■ DATA LISTING ■

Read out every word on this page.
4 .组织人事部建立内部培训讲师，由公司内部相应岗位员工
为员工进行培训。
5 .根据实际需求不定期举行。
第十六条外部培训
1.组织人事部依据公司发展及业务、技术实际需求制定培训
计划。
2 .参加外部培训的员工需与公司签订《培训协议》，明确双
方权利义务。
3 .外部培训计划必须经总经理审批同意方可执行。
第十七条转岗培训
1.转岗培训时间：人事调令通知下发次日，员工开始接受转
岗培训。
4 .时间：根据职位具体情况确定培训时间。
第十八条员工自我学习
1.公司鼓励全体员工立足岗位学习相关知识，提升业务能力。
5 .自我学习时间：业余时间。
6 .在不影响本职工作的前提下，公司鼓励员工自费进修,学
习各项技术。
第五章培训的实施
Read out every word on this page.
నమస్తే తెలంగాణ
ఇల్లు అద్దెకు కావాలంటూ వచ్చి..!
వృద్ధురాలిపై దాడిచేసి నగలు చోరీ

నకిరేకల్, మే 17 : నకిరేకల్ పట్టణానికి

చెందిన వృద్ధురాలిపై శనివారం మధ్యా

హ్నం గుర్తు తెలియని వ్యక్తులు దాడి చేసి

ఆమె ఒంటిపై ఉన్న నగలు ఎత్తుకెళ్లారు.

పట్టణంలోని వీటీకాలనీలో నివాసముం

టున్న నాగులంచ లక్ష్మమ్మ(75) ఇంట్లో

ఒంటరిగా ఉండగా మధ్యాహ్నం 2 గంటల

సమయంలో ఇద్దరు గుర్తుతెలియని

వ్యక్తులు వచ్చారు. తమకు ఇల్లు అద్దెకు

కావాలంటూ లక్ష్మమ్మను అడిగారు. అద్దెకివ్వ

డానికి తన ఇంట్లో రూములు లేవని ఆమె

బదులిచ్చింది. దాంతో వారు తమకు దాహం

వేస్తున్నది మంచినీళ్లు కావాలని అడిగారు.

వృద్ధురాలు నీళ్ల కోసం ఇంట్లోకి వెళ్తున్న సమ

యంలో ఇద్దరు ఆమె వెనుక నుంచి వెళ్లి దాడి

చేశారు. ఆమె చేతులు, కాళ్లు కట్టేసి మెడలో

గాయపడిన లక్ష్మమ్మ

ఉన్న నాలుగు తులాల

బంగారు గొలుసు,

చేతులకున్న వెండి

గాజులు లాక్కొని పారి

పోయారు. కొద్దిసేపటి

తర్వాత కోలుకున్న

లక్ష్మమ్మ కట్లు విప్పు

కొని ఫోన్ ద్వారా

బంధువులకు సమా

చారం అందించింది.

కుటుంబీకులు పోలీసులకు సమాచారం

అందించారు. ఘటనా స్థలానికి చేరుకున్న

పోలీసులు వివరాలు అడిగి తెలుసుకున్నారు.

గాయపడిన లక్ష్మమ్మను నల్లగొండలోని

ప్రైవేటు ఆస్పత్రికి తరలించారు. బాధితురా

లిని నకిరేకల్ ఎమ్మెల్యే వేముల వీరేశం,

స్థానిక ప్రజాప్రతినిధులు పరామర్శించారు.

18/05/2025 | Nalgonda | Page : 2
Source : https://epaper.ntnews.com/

■ THE REQUEST ■
Make a verbatim copy of every entry shown above.

■ TASK RESULT ■
Read out every word on this page.
4 .组织人事部建立内部培训讲师，由公司内部相应岗位员工
为员工进行培训。
5 .根据实际需求不定期举行。
第十六条外部培训
1.组织人事部依据公司发展及业务、技术实际需求制定培训
计划。
2 .参加外部培训的员工需与公司签订《培训协议》，明确双
方权利义务。
3 .外部培训计划必须经总经理审批同意方可执行。
第十七条转岗培训
1.转岗培训时间：人事调令通知下发次日，员工开始接受转
岗培训。
4 .时间：根据职位具体情况确定培训时间。
第十八条员工自我学习
1.公司鼓励全体员工立足岗位学习相关知识，提升业务能力。
5 .自我学习时间：业余时间。
6 .在不影响本职工作的前提下，公司鼓励员工自费进修,学
习各项技术。
第五章培训的实施
Read out every word on this page.
నమస్తే తెలంగాణ
ఇల్లు అద్దెకు కావాలంటూ వచ్చి..!
వృద్ధురాలిపై దాడిచేసి నగలు చోరీ

నకిరేకల్, మే 17 : నకిరేకల్ పట్టణానికి

చెందిన వృద్ధురాలిపై శనివారం మధ్యా

హ్నం గుర్తు తెలియని వ్యక్తులు దాడి చేసి

ఆమె ఒంటిపై ఉన్న నగలు ఎత్తుకెళ్లారు.

పట్టణంలోని వీటీకాలనీలో నివాసముం

టున్న నాగులంచ లక్ష్మమ్మ(75) ఇంట్లో

ఒంటరిగా ఉండగా మధ్యాహ్నం 2 గంటల

సమయంలో ఇద్దరు గుర్తుతెలియని

వ్యక్తులు వచ్చారు. తమకు ఇల్లు అద్దెకు

కావాలంటూ లక్ష్మమ్మను అడిగారు. అద్దెకివ్వ

డానికి తన ఇంట్లో రూములు లేవని ఆమె

బదులిచ్చింది. దాంతో వారు తమకు దాహం

వేస్తున్నది మంచినీళ్లు కావాలని అడిగారు.

వృద్ధురాలు నీళ్ల కోసం ఇంట్లోకి వెళ్తున్న సమ

యంలో ఇద్దరు ఆమె వెనుక నుంచి వెళ్లి దాడి

చేశారు. ఆమె చేతులు, కాళ్లు కట్టేసి మెడలో

గాయపడిన లక్ష్మమ్మ

ఉన్న నాలుగు తులాల

బంగారు గొలుసు,

చేతులకున్న వెండి

గాజులు లాక్కొని పారి

పోయారు. కొద్దిసేపటి

తర్వాత కోలుకున్న

లక్ష్మమ్మ కట్లు విప్పు

కొని ఫోన్ ద్వారా

బంధువులకు సమా

చారం అందించింది.

కుటుంబీకులు పోలీసులకు సమాచారం

అందించారు. ఘటనా స్థలానికి చేరుకున్న

పోలీసులు వివరాలు అడిగి తెలుసుకున్నారు.

గాయపడిన లక్ష్మమ్మను నల్లగొండలోని

ప్రైవేటు ఆస్పత్రికి తరలించారు. బాధితురా

లిని నకిరేకల్ ఎమ్మెల్యే వేముల వీరేశం,

స్థానిక ప్రజాప్రతినిధులు పరామర్శించారు.

18/05/2025 | Nalgonda | Page : 2
Source : https://epaper.ntnews.com/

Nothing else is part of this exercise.